What the task requires
Check every line of the material below for the string "love", and return the ones that have it.

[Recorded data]
==============================

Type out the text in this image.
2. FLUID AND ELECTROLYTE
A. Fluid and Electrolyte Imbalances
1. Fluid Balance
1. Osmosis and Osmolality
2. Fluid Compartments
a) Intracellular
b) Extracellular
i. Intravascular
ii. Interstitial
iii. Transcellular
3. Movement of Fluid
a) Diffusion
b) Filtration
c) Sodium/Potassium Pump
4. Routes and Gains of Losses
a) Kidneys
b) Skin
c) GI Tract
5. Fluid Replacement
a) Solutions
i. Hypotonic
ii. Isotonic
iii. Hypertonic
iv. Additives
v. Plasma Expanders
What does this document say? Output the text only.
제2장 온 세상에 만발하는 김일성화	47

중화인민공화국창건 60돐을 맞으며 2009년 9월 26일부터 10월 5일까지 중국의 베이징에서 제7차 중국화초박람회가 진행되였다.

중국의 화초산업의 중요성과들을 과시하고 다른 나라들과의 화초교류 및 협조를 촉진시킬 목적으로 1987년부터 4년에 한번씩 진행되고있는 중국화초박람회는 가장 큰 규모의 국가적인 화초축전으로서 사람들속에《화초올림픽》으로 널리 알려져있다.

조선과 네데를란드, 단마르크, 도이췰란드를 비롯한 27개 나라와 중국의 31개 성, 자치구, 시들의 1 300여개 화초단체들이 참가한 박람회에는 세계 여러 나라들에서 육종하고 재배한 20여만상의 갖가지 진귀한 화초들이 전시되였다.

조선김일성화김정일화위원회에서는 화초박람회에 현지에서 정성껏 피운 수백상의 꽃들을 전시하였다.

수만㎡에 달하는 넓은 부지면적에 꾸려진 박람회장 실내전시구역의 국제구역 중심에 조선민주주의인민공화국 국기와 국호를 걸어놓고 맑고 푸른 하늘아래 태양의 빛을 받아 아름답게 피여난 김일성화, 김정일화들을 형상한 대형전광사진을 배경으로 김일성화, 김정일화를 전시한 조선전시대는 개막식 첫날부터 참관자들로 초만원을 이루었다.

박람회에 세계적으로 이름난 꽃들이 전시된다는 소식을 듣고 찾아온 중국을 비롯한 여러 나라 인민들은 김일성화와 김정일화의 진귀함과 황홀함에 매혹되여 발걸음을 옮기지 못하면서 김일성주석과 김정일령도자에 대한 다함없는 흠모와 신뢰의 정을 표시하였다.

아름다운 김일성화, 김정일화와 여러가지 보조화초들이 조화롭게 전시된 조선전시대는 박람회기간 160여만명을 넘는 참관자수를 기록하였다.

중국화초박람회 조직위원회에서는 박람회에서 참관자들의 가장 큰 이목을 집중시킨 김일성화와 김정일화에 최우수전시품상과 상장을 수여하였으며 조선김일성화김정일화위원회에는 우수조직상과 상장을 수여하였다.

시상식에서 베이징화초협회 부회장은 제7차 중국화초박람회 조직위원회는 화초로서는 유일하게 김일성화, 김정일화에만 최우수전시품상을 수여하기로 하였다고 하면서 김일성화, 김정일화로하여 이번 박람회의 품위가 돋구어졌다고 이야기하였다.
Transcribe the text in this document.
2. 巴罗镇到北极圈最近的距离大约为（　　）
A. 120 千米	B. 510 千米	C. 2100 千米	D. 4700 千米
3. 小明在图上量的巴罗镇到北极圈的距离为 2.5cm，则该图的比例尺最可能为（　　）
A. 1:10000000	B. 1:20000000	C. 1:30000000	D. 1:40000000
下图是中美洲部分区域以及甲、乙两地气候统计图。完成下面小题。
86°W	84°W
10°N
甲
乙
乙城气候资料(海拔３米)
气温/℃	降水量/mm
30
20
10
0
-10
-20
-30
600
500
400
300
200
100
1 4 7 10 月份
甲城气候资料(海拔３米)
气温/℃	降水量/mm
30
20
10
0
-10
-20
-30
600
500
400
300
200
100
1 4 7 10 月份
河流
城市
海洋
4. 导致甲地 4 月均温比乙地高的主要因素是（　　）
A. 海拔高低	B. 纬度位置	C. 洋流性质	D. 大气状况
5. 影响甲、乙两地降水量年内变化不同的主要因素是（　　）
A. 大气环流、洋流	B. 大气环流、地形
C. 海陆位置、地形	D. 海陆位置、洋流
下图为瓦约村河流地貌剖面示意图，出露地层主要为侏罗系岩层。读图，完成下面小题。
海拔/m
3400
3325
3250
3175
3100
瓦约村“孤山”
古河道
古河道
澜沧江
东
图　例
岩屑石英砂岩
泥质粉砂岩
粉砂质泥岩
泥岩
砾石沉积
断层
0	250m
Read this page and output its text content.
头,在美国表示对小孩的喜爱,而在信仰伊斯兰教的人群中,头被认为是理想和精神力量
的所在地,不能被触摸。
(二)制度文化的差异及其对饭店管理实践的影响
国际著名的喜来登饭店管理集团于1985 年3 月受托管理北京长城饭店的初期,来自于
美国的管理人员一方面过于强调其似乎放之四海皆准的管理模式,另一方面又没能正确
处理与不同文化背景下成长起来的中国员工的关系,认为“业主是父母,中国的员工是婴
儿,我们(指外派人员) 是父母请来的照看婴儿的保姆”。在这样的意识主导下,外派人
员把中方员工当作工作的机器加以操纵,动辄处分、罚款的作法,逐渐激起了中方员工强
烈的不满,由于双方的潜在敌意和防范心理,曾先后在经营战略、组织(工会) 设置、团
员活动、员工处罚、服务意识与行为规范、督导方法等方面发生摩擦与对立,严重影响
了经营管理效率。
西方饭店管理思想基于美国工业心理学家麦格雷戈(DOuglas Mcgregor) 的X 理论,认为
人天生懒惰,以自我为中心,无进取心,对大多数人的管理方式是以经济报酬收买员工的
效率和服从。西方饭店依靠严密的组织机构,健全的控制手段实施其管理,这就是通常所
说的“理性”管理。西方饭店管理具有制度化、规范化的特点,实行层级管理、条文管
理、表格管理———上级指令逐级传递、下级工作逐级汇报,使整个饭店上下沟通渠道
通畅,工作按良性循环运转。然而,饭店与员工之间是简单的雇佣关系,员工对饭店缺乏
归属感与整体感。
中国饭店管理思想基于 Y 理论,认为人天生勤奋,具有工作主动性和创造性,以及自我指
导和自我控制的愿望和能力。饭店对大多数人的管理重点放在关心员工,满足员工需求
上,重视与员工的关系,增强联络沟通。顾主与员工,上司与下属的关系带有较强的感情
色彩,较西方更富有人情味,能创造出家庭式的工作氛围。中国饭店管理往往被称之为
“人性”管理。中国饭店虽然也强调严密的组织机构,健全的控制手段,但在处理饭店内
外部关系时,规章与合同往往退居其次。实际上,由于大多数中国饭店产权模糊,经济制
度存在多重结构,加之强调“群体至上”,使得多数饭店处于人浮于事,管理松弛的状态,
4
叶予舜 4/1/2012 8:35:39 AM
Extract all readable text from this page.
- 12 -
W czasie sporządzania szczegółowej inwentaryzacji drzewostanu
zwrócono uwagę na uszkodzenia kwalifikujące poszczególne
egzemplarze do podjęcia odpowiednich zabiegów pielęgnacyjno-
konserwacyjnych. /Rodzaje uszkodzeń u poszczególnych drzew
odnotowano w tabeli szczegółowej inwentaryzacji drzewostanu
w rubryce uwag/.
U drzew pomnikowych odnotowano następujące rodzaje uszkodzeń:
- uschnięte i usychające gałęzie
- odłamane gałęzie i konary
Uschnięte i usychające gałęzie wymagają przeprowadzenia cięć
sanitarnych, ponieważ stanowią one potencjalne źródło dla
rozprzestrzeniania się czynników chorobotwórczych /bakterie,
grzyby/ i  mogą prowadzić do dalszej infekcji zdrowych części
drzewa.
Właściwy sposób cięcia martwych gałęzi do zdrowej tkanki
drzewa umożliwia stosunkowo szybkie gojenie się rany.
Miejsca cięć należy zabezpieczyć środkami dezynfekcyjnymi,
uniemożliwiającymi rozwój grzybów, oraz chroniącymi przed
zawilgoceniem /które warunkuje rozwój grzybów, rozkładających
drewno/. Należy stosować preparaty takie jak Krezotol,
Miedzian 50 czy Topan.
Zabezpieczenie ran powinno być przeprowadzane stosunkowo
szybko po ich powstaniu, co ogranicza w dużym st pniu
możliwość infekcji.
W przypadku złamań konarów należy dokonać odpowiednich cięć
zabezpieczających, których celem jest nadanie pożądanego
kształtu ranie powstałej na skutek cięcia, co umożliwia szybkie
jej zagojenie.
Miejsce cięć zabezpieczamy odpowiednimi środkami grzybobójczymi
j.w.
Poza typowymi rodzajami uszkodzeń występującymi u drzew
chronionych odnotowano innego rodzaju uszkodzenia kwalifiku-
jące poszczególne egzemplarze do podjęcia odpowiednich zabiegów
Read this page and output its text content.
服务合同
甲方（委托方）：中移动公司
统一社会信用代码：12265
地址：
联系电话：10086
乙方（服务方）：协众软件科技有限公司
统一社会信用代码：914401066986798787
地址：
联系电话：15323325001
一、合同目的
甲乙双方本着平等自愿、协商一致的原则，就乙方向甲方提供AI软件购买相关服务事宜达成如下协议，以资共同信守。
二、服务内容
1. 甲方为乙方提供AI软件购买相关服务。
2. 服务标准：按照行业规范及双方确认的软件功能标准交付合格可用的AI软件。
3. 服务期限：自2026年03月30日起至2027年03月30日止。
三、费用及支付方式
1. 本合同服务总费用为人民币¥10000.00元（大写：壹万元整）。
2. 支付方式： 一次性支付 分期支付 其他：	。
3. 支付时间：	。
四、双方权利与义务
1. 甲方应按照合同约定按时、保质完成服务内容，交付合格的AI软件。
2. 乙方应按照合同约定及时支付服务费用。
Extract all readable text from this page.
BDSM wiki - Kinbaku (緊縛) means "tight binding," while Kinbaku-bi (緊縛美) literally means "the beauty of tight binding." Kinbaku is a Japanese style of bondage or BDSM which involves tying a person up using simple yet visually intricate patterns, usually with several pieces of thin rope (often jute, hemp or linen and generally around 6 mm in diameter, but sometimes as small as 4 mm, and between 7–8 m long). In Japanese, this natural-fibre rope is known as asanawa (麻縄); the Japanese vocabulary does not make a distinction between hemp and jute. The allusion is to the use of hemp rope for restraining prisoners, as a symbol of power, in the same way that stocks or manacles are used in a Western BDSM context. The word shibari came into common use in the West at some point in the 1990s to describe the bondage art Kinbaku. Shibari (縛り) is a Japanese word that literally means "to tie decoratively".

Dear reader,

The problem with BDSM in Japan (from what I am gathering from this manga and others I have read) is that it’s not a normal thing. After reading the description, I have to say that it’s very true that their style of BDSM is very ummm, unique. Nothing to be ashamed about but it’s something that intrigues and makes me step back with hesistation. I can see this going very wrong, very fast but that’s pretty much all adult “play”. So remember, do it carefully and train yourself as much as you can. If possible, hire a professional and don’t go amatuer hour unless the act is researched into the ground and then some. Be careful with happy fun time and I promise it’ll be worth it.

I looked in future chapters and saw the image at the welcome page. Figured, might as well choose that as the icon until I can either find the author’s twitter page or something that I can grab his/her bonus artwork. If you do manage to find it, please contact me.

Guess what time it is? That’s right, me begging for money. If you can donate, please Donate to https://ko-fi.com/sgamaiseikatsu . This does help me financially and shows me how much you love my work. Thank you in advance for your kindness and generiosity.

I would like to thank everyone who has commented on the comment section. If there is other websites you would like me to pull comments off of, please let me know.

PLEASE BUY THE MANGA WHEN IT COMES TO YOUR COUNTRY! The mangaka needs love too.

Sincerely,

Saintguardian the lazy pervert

==============================

Completed exercise
Guess what time it is? That’s right, me begging for money. If you can donate, please Donate to https://ko-fi.com/sgamaiseikatsu . This does help me financially and shows me how much you love my work. Thank you in advance for your kindness and generiosity.
PLEASE BUY THE MANGA WHEN IT COMES TO YOUR COUNTRY! The mangaka needs love too.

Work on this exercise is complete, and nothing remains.